* **Job A**:
In the halog commit message, rewrite the part from "This patch adds" to "an empty line." and put "blank line" in place of "empty line".
* **Job B**:
Name each header captured in the example configuration of the halog commit message.
* **Job C**:
Extend the halog commit message past its final line.

MINOR: halog: Add support for extracting captures using -hdr

This patch adds support for extracting captured header fields to halog. A field
can be extracted by passing the `-hdr <block>:<field>` output filter.

Both `<block>` and `<field>` are 1-indexed.

`<block>` refers to the index of the brace-delimited list of headers. If both
request and response headers are captured, then request headers are referenced
by `<block> = 1`, response headers are `2`. If only one direction is captured,
there will only be a single block `1`.

`<field>` refers to a single field within the selected block.

The output will contain one line, possibly empty, per log line processed.
Passing a non-existent `<block>` or `<field>` will result in an empty line.

Example:

    capture request  header a len 50
    capture request  header b len 50
    capture request  header c len 50
    capture response header d len 50
    capture response header e len 50
    capture response header f len 50

`-srv 1:1` will extract request  header `a`
`-srv 1:2` will extract request  header `b`
`-srv 1:3` will extract request  header `c`
`-srv 2:3` will extract response header `f`

This resolves GitHub issue #1146.

(cherry picked from commit 66255f7bbf9dfa18545d96f87d7a0f6fb8684d1c)

Page element annotations
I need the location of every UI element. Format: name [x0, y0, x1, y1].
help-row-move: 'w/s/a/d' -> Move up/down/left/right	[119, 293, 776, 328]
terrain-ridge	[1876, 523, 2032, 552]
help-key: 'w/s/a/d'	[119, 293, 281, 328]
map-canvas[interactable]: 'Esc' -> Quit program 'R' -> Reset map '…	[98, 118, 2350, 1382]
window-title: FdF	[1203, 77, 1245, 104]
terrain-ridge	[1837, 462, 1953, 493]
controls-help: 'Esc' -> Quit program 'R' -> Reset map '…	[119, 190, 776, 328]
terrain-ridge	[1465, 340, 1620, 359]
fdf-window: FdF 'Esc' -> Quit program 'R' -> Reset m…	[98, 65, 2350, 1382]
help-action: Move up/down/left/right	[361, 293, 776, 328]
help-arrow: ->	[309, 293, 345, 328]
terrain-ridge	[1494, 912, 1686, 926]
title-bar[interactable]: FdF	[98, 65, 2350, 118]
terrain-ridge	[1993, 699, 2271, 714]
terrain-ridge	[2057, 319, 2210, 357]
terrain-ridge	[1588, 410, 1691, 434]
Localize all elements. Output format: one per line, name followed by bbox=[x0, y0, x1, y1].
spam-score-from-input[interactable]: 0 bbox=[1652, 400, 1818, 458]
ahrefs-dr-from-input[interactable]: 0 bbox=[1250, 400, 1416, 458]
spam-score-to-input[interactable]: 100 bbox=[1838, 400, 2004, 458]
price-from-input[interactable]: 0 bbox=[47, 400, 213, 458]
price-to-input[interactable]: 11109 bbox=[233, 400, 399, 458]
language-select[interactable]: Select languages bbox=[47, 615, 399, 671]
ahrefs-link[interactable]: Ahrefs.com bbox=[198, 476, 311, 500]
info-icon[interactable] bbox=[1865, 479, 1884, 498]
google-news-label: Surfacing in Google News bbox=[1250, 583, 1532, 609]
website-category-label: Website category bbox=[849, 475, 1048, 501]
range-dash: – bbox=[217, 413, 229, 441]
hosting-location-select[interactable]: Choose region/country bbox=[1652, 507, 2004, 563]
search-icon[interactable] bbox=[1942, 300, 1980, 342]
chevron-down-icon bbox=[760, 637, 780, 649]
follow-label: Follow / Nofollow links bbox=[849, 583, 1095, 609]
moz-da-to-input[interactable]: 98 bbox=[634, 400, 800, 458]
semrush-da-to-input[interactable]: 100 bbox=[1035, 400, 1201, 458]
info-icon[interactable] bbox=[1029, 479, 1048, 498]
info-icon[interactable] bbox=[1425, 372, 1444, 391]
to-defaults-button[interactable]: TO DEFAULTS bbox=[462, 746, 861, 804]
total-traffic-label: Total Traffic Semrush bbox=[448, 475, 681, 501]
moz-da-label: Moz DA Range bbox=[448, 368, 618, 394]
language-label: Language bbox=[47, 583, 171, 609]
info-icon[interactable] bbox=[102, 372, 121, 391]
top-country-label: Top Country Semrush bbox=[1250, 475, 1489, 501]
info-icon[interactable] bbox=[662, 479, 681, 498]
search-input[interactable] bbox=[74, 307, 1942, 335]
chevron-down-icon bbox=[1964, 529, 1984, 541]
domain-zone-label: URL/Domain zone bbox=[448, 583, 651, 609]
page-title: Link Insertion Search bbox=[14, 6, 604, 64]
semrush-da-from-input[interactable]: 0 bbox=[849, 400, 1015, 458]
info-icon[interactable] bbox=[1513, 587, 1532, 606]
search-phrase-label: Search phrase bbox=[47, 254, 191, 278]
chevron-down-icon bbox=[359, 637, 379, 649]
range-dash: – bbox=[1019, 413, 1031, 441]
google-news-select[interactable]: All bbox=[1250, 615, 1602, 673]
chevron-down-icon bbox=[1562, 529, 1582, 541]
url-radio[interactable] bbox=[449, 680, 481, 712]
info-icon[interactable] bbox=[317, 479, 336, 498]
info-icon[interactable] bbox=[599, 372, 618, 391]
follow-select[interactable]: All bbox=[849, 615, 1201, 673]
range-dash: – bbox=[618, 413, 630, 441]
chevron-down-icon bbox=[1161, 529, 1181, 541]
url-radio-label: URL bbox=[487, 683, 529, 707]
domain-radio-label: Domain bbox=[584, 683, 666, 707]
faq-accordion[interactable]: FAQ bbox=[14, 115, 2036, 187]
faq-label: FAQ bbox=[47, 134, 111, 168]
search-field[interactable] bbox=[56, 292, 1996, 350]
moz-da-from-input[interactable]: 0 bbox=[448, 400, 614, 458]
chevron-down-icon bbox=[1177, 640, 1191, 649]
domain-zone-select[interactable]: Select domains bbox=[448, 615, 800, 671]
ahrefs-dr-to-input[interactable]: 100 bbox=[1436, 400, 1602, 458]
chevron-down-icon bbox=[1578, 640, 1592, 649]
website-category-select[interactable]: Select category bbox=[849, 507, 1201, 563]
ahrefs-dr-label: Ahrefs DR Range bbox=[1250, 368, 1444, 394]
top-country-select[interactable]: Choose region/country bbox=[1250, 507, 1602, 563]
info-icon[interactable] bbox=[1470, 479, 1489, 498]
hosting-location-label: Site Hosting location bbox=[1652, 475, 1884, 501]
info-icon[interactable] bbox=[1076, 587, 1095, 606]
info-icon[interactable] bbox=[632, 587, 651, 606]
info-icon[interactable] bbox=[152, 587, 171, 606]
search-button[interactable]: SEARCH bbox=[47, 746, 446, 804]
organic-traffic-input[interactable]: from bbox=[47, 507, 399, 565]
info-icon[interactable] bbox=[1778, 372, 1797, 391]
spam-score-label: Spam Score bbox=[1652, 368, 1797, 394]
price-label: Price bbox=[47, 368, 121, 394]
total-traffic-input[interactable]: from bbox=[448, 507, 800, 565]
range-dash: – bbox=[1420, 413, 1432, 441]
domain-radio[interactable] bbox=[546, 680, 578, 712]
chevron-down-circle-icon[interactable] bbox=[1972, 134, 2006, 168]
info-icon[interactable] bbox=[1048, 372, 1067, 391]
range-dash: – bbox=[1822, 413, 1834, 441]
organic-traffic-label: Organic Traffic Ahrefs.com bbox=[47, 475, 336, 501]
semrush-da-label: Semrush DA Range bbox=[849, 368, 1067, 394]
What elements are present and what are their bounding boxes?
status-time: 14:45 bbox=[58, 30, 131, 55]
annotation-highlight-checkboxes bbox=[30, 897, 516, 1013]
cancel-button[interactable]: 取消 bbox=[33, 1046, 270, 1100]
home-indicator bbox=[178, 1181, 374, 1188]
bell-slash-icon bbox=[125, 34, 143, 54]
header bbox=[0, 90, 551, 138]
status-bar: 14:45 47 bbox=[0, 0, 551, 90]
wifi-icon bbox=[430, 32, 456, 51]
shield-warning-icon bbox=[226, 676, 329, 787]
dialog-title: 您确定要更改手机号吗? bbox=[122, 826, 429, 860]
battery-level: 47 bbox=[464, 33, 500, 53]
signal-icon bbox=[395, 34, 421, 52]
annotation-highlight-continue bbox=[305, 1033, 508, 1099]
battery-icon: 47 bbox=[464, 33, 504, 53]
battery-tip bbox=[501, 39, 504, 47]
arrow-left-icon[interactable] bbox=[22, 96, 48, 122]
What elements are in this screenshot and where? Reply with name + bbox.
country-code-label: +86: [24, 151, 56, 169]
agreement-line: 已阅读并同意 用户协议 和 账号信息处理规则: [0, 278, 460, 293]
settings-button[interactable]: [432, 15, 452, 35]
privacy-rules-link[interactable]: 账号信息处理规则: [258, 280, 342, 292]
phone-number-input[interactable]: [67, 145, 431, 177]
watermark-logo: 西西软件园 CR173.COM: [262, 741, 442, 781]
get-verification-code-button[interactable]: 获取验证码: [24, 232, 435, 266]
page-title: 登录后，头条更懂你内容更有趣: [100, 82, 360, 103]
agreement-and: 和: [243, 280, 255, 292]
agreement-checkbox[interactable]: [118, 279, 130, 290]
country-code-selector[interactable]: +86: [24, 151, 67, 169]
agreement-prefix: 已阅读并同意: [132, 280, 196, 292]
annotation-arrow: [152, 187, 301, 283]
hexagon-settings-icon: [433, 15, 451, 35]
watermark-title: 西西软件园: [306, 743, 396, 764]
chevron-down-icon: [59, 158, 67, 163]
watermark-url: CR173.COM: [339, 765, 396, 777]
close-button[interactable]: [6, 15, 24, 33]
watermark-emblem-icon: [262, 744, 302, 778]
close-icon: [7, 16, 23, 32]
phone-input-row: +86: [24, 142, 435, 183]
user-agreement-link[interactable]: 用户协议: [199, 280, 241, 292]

* **Final result A**:
This patch adds support for extracting captured header fields to halog. A field
can be extracted by passing the `-hdr <block>:<field>` output filter.

Both `<block>` and `<field>` are 1-indexed.

`<block>` refers to the index of the brace-delimited list of headers. If both
request and response headers are captured, then request headers are referenced
by `<block> = 1`, response headers are `2`. If only one direction is captured,
there will only be a single block `1`.

`<field>` refers to a single field within the selected block.

The output will contain one line, possibly empty, per log line processed.
Passing a non-existent `<block>` or `<field>` will result in an blank line.

* **Final result B**:
a, b, c, d, e, f

* **Final result C**:
Signed-off-by: Willy Tarreau <w@1wt.eu>
diff --git a/admin/halog/halog.c b/admin/halog/halog.c
index fe11aa8..900cf5d 100644
--- a/admin/halog/halog.c
+++ b/admin/halog/halog.c
@@ -119,6 +119,7 @@
 
 #define FILT2_TIMESTAMP         0x01
 #define FILT2_PRESERVE_QUERY    0x02
+#define FILT2_EXTRACT_CAPTURE   0x04
 
 unsigned int filter = 0;
 unsigned int filter2 = 0;
@@ -139,6 +140,7 @@
 void filter_count_status(const char *accept_field, const char *time_field, struct timer **tptr);
 void filter_graphs(const char *accept_field, const char *time_field, struct timer **tptr);
 void filter_output_line(const char *accept_field, const char *time_field, struct timer **tptr);
+void filter_extract_capture(const char *accept_field, const char *time_field, unsigned int, unsigned int);
 void filter_accept_holes(const char *accept_field, const char *time_field, struct timer **tptr);
 
 void usage(FILE *output, const char *msg)
@@ -147,9 +149,11 @@
 		"%s"
 		"Usage: halog [-h|--help] for long help\n"
 		"       halog [-q] [-c] [-m <lines>]\n"
-		"       {-cc|-gt|-pct|-st|-tc|-srv|-u|-uc|-ue|-ua|-ut|-uao|-uto|-uba|-ubt|-ic}\n"
+		"       {-cc|-gt|-pct|-st|-tc|-srv|-u|-uc|-ue|-ua|-ut|-uao|-uto|-uba|-ubt|-ic\n"
+		"           |-hdr <block>:<field>\n"
+		"       }\n"
 		"       [-s <skip>] [-e|-E] [-H] [-rt|-RT <time>] [-ad <delay>] [-ac <count>] [-query]\n"
-		"       [-v] [-Q|-QS] [-tcn|-TCN <termcode>] [ -hs|-HS [min][:[max]] ] [ -time [min][:[max]] ] < log\n"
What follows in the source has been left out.